-- start RECORDED DATA --

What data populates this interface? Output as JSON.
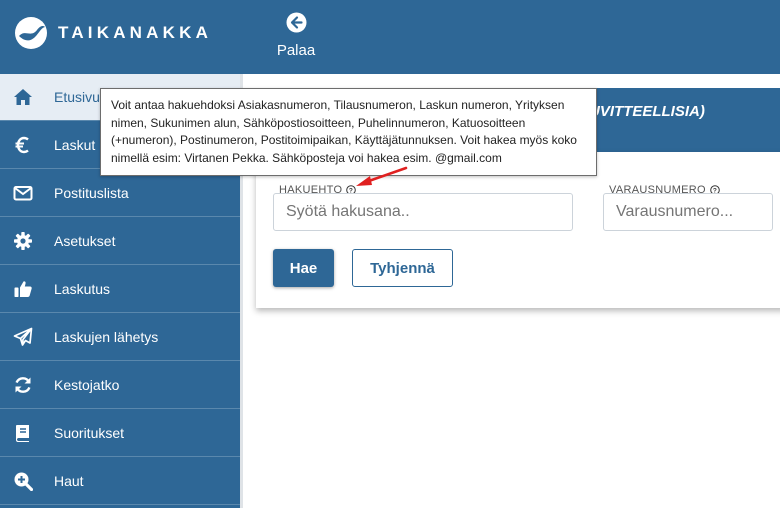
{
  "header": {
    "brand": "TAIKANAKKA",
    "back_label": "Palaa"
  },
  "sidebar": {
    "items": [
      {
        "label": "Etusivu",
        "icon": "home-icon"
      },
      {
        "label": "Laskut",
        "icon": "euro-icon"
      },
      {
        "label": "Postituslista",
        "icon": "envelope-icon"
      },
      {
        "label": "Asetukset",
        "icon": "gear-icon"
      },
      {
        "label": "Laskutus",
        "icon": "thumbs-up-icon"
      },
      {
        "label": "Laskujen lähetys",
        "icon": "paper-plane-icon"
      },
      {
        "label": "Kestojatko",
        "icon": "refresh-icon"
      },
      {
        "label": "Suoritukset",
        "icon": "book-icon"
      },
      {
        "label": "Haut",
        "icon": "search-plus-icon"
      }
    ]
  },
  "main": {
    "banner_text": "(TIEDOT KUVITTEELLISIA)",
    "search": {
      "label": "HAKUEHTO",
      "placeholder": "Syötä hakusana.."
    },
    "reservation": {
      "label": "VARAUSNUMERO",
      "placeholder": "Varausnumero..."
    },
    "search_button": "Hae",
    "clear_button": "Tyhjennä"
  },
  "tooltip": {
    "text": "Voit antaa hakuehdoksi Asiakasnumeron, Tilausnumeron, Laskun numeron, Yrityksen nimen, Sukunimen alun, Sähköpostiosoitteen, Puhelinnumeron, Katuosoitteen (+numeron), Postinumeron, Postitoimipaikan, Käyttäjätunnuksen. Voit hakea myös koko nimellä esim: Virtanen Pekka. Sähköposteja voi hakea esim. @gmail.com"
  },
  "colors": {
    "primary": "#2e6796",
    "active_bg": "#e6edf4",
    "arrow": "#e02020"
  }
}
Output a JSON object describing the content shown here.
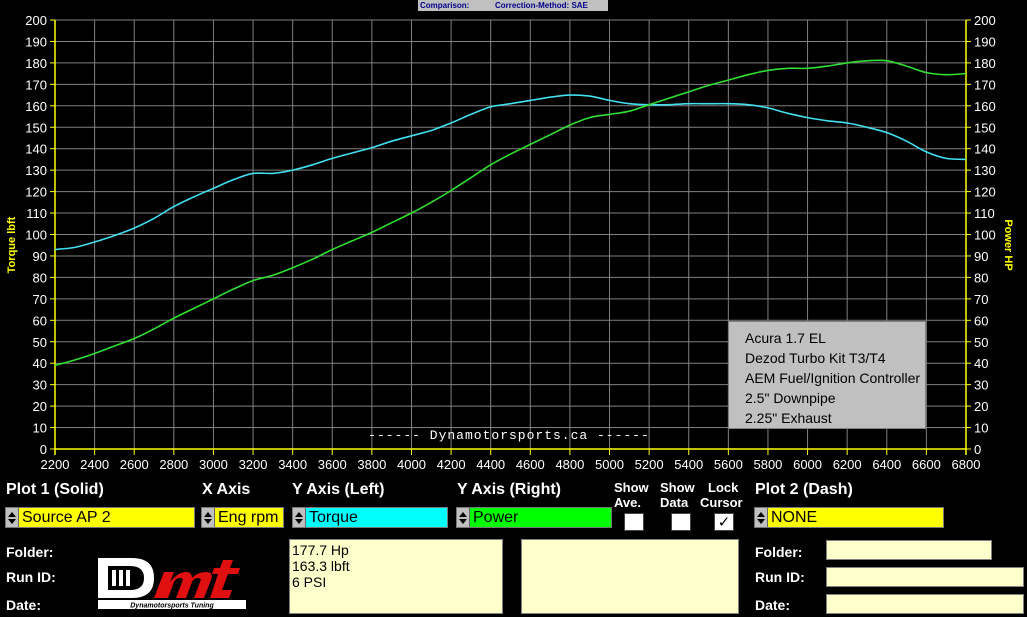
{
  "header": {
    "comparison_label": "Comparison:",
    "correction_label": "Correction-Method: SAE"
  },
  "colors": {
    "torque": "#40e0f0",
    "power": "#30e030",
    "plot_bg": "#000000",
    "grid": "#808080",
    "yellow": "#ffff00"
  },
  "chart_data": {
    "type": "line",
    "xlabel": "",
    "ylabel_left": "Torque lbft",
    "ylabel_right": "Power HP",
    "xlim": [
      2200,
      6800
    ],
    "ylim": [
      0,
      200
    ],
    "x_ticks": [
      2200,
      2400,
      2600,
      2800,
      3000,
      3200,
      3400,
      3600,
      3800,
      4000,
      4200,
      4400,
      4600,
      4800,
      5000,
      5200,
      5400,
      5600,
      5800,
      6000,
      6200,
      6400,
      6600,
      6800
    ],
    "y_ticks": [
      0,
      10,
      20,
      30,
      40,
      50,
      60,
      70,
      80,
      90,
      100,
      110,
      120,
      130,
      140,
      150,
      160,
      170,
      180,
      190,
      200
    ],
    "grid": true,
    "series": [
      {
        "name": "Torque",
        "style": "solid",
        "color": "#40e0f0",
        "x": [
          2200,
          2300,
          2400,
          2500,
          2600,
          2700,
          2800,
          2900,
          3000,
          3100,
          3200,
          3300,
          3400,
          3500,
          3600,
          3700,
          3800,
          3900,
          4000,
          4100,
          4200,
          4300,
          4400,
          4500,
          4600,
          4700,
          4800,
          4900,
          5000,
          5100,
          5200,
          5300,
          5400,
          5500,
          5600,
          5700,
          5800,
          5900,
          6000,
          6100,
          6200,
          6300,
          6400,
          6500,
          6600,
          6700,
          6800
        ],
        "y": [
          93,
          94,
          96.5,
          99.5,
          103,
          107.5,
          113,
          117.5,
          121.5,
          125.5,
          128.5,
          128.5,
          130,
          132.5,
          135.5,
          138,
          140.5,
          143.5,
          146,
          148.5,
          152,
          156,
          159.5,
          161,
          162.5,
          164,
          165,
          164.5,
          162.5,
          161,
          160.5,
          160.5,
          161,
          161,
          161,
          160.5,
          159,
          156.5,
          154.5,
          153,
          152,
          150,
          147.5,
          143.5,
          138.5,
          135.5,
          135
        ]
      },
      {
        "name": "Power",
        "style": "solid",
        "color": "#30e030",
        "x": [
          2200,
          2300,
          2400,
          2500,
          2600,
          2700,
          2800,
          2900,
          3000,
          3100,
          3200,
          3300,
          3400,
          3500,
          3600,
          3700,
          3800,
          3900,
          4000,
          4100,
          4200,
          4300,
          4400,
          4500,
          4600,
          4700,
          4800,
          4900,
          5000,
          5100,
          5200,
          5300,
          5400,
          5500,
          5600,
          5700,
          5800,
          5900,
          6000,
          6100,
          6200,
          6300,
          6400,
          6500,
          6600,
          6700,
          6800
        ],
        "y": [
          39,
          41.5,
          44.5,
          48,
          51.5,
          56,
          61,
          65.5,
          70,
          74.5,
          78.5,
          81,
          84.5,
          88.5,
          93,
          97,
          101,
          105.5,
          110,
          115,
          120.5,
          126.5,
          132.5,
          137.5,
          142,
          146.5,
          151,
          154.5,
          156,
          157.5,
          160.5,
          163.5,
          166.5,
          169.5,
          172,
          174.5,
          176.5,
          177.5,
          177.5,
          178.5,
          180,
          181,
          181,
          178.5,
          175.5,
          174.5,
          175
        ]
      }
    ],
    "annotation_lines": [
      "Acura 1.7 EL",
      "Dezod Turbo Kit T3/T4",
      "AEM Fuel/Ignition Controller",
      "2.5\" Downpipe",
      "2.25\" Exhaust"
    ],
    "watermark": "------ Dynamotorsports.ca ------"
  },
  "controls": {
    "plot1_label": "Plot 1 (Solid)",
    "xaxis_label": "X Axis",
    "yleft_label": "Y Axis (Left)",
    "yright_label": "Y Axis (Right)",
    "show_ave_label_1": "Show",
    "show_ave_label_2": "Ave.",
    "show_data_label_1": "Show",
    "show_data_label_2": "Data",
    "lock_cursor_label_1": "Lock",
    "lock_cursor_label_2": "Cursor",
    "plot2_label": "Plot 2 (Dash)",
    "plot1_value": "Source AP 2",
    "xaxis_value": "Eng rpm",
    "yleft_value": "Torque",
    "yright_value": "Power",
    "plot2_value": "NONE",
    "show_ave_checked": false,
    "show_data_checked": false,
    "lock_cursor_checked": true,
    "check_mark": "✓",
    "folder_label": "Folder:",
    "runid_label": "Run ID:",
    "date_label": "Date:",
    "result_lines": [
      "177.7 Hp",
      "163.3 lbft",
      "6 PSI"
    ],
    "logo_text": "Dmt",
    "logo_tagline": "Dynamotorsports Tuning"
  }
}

-- end RECORDED DATA --
-- start RECORDED DATA --

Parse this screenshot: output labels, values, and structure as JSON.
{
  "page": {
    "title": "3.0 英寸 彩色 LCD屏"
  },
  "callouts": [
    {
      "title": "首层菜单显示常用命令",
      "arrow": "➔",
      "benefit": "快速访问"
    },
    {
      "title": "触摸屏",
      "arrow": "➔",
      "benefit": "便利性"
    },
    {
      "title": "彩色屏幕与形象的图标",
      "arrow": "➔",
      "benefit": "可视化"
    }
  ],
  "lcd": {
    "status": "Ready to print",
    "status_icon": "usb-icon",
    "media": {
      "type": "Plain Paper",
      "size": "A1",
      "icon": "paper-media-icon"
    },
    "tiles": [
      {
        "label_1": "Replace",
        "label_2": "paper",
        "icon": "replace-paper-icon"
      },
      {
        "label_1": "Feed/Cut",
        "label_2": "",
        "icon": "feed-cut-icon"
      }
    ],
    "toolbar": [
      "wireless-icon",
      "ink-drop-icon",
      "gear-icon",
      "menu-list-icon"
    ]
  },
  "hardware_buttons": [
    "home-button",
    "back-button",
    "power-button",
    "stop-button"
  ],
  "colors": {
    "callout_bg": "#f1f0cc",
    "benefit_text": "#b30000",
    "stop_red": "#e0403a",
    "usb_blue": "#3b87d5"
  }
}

-- end RECORDED DATA --

> _TASK STATEMENT_: State the count of lines with the word "JSON" in them, and write nothing else.

> _PROBLEM SOLUTION_: 3